**** Material for this task ****

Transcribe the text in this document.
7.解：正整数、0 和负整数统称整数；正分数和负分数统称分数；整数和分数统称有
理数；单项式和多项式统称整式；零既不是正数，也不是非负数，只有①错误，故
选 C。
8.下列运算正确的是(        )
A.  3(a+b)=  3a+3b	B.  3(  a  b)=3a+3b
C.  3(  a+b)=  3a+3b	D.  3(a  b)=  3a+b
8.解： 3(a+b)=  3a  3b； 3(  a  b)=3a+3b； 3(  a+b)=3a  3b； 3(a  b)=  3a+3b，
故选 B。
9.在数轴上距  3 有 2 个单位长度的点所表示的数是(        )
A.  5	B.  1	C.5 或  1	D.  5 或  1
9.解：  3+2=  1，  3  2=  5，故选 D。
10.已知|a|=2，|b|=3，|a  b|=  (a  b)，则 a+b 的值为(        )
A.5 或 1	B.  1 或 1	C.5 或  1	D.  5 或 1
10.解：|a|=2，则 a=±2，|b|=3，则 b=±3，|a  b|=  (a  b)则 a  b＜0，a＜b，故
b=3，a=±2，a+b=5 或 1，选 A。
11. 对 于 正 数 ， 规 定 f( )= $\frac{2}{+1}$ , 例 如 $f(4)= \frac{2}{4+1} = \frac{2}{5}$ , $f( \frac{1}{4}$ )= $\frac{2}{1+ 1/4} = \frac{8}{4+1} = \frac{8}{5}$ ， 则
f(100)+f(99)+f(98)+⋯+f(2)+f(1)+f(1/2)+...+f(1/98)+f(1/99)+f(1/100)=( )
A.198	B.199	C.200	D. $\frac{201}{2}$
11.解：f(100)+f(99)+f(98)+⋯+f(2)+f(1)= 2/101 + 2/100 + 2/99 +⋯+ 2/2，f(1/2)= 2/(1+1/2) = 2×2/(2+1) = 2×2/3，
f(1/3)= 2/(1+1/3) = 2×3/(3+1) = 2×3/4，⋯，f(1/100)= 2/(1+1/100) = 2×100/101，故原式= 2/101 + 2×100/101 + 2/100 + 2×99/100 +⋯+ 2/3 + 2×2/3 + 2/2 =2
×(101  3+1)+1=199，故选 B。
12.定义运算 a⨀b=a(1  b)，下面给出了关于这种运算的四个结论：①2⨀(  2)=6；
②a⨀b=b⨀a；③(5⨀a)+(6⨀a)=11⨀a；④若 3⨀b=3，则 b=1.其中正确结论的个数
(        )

****

▸ **Directions for this task**
Gather, from the listing above, every line carrying the word "frac".

▸ **Solution to the problem**
11. 对 于 正 数 ， 规 定 f( )= $\frac{2}{+1}$ , 例 如 $f(4)= \frac{2}{4+1} = \frac{2}{5}$ , $f( \frac{1}{4}$ )= $\frac{2}{1+ 1/4} = \frac{8}{4+1} = \frac{8}{5}$ ， 则
A.198	B.199	C.200	D. $\frac{201}{2}$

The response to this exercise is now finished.